| Task directions |
Every entry that follows needs to be repeated exactly.

### Extracted data

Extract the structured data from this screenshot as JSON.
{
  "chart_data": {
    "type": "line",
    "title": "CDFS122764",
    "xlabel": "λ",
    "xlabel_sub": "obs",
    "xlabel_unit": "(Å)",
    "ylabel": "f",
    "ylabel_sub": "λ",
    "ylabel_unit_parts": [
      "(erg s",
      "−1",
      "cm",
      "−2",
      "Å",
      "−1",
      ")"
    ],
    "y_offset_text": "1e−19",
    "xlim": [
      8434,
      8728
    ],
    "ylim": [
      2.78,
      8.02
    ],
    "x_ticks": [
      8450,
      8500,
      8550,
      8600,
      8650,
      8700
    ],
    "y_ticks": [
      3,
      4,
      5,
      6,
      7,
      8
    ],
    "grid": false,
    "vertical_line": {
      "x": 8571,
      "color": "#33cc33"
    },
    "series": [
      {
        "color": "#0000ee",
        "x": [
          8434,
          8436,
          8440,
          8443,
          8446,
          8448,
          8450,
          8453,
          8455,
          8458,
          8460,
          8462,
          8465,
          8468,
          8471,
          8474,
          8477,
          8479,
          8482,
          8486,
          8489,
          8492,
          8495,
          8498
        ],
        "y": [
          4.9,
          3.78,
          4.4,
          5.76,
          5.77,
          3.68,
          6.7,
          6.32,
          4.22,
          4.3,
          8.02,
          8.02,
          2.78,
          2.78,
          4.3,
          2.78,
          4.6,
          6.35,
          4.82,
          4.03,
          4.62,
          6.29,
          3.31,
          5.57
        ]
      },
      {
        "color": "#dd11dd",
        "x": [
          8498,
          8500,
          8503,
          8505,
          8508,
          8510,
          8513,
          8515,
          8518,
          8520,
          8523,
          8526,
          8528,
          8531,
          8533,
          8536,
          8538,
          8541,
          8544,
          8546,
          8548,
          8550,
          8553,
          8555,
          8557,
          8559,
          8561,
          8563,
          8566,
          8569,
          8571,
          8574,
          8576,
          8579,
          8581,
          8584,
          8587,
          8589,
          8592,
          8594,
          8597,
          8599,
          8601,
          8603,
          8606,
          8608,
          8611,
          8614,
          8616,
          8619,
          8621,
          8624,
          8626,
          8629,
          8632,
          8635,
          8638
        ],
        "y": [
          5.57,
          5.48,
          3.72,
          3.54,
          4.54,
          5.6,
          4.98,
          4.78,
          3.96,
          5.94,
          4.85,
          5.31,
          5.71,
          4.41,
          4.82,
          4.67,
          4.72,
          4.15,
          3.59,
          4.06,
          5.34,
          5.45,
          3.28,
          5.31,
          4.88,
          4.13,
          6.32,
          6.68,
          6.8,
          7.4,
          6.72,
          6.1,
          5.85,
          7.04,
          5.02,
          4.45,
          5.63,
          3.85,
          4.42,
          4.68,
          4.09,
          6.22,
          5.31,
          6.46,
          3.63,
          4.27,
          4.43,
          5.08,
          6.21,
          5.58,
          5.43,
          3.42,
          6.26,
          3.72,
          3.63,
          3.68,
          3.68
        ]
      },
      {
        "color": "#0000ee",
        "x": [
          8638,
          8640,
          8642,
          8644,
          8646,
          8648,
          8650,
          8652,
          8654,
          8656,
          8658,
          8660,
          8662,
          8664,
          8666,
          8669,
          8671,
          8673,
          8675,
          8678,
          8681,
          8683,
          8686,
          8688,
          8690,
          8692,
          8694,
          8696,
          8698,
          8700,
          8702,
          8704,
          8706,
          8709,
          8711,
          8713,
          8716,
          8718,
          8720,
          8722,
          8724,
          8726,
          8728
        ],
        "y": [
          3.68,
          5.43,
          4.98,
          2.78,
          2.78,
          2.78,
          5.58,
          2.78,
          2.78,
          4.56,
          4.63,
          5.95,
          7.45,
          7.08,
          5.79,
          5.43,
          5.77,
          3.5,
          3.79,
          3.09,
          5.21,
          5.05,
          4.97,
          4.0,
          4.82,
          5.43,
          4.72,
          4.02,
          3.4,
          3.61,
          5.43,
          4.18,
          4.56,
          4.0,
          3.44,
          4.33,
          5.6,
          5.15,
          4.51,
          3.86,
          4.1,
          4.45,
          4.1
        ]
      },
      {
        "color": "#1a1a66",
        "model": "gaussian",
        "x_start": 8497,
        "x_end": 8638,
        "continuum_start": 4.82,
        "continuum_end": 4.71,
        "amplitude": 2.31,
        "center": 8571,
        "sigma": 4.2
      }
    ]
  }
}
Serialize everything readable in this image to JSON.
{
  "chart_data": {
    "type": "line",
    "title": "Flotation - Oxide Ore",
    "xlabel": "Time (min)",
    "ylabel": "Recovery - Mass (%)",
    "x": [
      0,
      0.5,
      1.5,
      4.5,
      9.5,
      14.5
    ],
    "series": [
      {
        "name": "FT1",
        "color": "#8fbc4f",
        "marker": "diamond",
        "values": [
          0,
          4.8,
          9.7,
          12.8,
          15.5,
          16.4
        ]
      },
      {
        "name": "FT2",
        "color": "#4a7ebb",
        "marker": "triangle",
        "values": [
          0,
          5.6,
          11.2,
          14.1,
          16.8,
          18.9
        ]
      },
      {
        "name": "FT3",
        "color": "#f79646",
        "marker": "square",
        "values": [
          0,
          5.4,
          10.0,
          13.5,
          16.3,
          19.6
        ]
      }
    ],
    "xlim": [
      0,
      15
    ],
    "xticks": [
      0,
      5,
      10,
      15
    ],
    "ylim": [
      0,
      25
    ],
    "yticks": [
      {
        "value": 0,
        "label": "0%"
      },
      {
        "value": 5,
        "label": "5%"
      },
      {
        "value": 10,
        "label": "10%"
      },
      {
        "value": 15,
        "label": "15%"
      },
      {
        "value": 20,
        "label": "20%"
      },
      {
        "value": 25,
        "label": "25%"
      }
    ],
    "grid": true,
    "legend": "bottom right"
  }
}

######

| Result below |
Extract the structured data from this screenshot as JSON.
{
  "chart_data": {
    "type": "line",
    "title": "CDFS122764",
    "xlabel": "λ",
    "xlabel_sub": "obs",
    "xlabel_unit": "(Å)",
    "ylabel": "f",
    "ylabel_sub": "λ",
    "ylabel_unit_parts": [
      "(erg s",
      "−1",
      "cm",
      "−2",
      "Å",
      "−1",
      ")"
    ],
    "y_offset_text": "1e−19",
    "xlim": [
      8434,
      8728
    ],
    "ylim": [
      2.78,
      8.02
    ],
    "x_ticks": [
      8450,
      8500,
      8550,
      8600,
      8650,
      8700
    ],
    "y_ticks": [
      3,
      4,
      5,
      6,
      7,
      8
    ],
    "grid": false,
    "vertical_line": {
      "x": 8571,
      "color": "#33cc33"
    },
    "series": [
      {
        "color": "#0000ee",
        "x": [
          8434,
          8436,
          8440,
          8443,
          8446,
          8448,
          8450,
          8453,
          8455,
          8458,
          8460,
          8462,
          8465,
          8468,
          8471,
          8474,
          8477,
          8479,
          8482,
          8486,
          8489,
          8492,
          8495,
          8498
        ],
        "y": [
          4.9,
          3.78,
          4.4,
          5.76,
          5.77,
          3.68,
          6.7,
          6.32,
          4.22,
          4.3,
          8.02,
          8.02,
          2.78,
          2.78,
          4.3,
          2.78,
          4.6,
          6.35,
          4.82,
          4.03,
          4.62,
          6.29,
          3.31,
          5.57
        ]
      },
      {
        "color": "#dd11dd",
        "x": [
          8498,
          8500,
          8503,
          8505,
          8508,
          8510,
          8513,
          8515,
          8518,
          8520,
          8523,
          8526,
          8528,
          8531,
          8533,
          8536,
          8538,
          8541,
          8544,
          8546,
          8548,
          8550,
          8553,
          8555,
          8557,
          8559,
          8561,
          8563,
          8566,
          8569,
          8571,
          8574,
          8576,
          8579,
          8581,
          8584,
          8587,
          8589,
          8592,
          8594,
          8597,
          8599,
          8601,
          8603,
          8606,
          8608,
          8611,
          8614,
          8616,
          8619,
          8621,
          8624,
          8626,
          8629,
          8632,
          8635,
          8638
        ],
        "y": [
          5.57,
          5.48,
          3.72,
          3.54,
          4.54,
          5.6,
          4.98,
          4.78,
          3.96,
          5.94,
          4.85,
          5.31,
          5.71,
          4.41,
          4.82,
          4.67,
          4.72,
          4.15,
          3.59,
          4.06,
          5.34,
          5.45,
          3.28,
          5.31,
          4.88,
          4.13,
          6.32,
          6.68,
          6.8,
          7.4,
          6.72,
          6.1,
          5.85,
          7.04,
          5.02,
          4.45,
          5.63,
          3.85,
          4.42,
          4.68,
          4.09,
          6.22,
          5.31,
          6.46,
          3.63,
          4.27,
          4.43,
          5.08,
          6.21,
          5.58,
          5.43,
          3.42,
          6.26,
          3.72,
          3.63,
          3.68,
          3.68
        ]
      },
      {
        "color": "#0000ee",
        "x": [
          8638,
          8640,
          8642,
          8644,
          8646,
          8648,
          8650,
          8652,
          8654,
          8656,
          8658,
          8660,
          8662,
          8664,
          8666,
          8669,
          8671,
          8673,
          8675,
          8678,
          8681,
          8683,
          8686,
          8688,
          8690,
          8692,
          8694,
          8696,
          8698,
          8700,
          8702,
          8704,
          8706,
          8709,
          8711,
          8713,
          8716,
          8718,
          8720,
          8722,
          8724,
          8726,
          8728
        ],
        "y": [
          3.68,
          5.43,
          4.98,
          2.78,
          2.78,
          2.78,
          5.58,
          2.78,
          2.78,
          4.56,
          4.63,
          5.95,
          7.45,
          7.08,
          5.79,
          5.43,
          5.77,
          3.5,
          3.79,
          3.09,
          5.21,
          5.05,
          4.97,
          4.0,
          4.82,
          5.43,
          4.72,
          4.02,
          3.4,
          3.61,
          5.43,
          4.18,
          4.56,
          4.0,
          3.44,
          4.33,
          5.6,
          5.15,
          4.51,
          3.86,
          4.1,
          4.45,
          4.1
        ]
      },
      {
        "color": "#1a1a66",
        "model": "gaussian",
        "x_start": 8497,
        "x_end": 8638,
        "continuum_start": 4.82,
        "continuum_end": 4.71,
        "amplitude": 2.31,
        "center": 8571,
        "sigma": 4.2
      }
    ]
  }
}
Serialize everything readable in this image to JSON.
{
  "chart_data": {
    "type": "line",
    "title": "Flotation - Oxide Ore",
    "xlabel": "Time (min)",
    "ylabel": "Recovery - Mass (%)",
    "x": [
      0,
      0.5,
      1.5,
      4.5,
      9.5,
      14.5
    ],
    "series": [
      {
        "name": "FT1",
        "color": "#8fbc4f",
        "marker": "diamond",
        "values": [
          0,
          4.8,
          9.7,
          12.8,
          15.5,
          16.4
        ]
      },
      {
        "name": "FT2",
        "color": "#4a7ebb",
        "marker": "triangle",
        "values": [
          0,
          5.6,
          11.2,
          14.1,
          16.8,
          18.9
        ]
      },
      {
        "name": "FT3",
        "color": "#f79646",
        "marker": "square",
        "values": [
          0,
          5.4,
          10.0,
          13.5,
          16.3,
          19.6
        ]
      }
    ],
    "xlim": [
      0,
      15
    ],
    "xticks": [
      0,
      5,
      10,
      15
    ],
    "ylim": [
      0,
      25
    ],
    "yticks": [
      {
        "value": 0,
        "label": "0%"
      },
      {
        "value": 5,
        "label": "5%"
      },
      {
        "value": 10,
        "label": "10%"
      },
      {
        "value": 15,
        "label": "15%"
      },
      {
        "value": 20,
        "label": "20%"
      },
      {
        "value": 25,
        "label": "25%"
      }
    ],
    "grid": true,
    "legend": "bottom right"
  }
}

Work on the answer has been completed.